▸ **TEXTAUSZUG**
Ein FM-Unternehmen wird beauftragt, die Stein-Fassade eines Gebäudes zu reinigen. Hierzu bedient man sich eines Dampfdruckreinigers. Infolge zu hoch dimensionierter Einstellung des Arbeitsdruckes am Hochdruckreiniger werden alle Fugendichtungen der Fassade so beschädigt, dass diese zwingend ausgetauscht werden müssen. Inklusive anfallender Gerüstkosten belaufen sich diese Reparaturarbeiten auf mehrere 100.000 Euro. Zu Beginn der FM-Dienstleistungen hatte der FM-Unternehmer – wie seitens des Auftraggebers auch verlangt – eine Versicherungsbestätigung vorgelegt. Hierin bestätigte ein namhafter deutscher Versicherer das Bestehen einer Haftpflichtversicherung mit einer Versicherungssumme von 5 Mio. Euro pauschal für Personen- und Sachschäden. Bei obigem Schadensbeispiel handelt es sich zwar um einen Sachschaden – allerdings schließen sehr viele Versicherungspolicen im Kleingedruckten sogenannte „Tätigkeitsschäden“ summenmäßig ganz erheblich ein. So auch in diesem Fall: Es galten lediglich 50.000 Euro als versichert.
 

Fazit:

Der Auftraggeber sollte nicht nur prüfen, ob der Auftragnehmer eine Haftpflichtversicherung mit ausreichender Deckungssumme für Personen- und Sachschäden vorhält, sondern vielmehr auch, ob die sog. Tätigkeitsschäden in ausreichender Höhe mitversichert sind.

▸ **ARBEITSANWEISUNG**
Bis zu welchem Betrag waren die Tätigkeitsschäden laut dem Text über die Fassadenreinigung versichert? Das Material hat keinen Bezug zum Text über die Fassadenreinigung.

▸ **VORLIEGENDES MATERIAL**
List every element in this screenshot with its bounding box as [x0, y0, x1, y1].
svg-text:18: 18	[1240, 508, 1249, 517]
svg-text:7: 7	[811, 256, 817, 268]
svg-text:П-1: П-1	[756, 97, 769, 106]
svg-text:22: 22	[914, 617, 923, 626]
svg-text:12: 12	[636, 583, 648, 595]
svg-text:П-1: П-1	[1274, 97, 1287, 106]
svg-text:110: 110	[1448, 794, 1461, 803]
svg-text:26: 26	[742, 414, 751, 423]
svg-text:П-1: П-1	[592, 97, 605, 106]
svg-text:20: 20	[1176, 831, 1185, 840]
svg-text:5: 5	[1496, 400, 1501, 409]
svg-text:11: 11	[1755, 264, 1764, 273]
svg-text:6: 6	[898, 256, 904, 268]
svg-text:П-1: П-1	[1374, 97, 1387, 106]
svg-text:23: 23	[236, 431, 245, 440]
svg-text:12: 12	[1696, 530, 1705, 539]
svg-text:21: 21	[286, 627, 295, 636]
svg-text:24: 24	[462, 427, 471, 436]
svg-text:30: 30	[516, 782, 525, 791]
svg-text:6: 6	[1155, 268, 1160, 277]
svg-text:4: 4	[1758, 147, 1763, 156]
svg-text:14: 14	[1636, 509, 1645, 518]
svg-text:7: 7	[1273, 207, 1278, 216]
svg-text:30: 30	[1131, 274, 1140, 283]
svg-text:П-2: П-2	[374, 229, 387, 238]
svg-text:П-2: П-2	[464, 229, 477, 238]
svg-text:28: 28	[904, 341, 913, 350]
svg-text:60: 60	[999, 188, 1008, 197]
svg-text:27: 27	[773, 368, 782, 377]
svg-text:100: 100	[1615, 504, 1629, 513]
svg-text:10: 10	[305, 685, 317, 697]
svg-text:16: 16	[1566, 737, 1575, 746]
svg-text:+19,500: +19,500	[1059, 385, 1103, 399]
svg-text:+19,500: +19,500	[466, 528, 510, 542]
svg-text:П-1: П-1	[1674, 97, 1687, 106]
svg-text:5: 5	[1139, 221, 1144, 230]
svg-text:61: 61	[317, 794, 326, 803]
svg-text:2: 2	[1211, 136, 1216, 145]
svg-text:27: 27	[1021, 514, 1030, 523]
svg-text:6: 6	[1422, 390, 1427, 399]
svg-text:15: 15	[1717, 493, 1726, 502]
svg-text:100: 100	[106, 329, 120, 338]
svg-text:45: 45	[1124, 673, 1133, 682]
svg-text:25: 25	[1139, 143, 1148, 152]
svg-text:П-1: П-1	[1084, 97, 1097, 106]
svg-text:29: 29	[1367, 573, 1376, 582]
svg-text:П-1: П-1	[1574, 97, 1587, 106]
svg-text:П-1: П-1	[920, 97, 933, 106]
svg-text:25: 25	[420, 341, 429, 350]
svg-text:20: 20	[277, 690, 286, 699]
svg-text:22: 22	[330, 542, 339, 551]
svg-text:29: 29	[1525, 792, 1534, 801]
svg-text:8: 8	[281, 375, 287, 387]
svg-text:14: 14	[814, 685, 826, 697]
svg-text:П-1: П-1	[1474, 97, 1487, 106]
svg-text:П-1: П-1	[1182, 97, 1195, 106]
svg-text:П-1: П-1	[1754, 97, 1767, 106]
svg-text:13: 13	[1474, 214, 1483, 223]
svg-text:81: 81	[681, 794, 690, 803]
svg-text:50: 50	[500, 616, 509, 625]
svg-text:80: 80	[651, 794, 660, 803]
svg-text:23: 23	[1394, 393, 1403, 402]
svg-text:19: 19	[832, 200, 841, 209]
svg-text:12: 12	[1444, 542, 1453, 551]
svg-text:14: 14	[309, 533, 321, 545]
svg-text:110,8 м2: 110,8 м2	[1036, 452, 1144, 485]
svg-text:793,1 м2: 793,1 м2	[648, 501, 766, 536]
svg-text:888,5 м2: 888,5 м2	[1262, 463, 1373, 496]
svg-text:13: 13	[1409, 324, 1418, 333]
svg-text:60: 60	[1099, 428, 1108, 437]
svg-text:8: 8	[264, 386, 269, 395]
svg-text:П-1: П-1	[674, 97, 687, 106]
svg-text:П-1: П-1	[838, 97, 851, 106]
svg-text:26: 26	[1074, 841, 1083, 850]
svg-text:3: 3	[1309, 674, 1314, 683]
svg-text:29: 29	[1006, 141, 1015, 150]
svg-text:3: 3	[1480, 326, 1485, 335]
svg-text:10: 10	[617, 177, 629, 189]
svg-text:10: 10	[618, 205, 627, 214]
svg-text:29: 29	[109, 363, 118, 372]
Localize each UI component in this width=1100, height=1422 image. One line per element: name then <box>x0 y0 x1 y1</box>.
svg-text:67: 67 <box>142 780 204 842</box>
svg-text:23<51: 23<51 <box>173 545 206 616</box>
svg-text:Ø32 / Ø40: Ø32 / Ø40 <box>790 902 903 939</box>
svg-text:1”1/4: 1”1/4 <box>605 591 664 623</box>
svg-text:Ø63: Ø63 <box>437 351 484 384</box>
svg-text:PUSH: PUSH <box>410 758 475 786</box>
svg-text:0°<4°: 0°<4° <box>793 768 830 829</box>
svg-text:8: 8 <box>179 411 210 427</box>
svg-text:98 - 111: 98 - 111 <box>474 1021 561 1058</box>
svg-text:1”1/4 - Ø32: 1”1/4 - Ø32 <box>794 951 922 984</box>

▸ **LÖSUNG**
Sie waren nur bis zu 50.000 Euro versichert.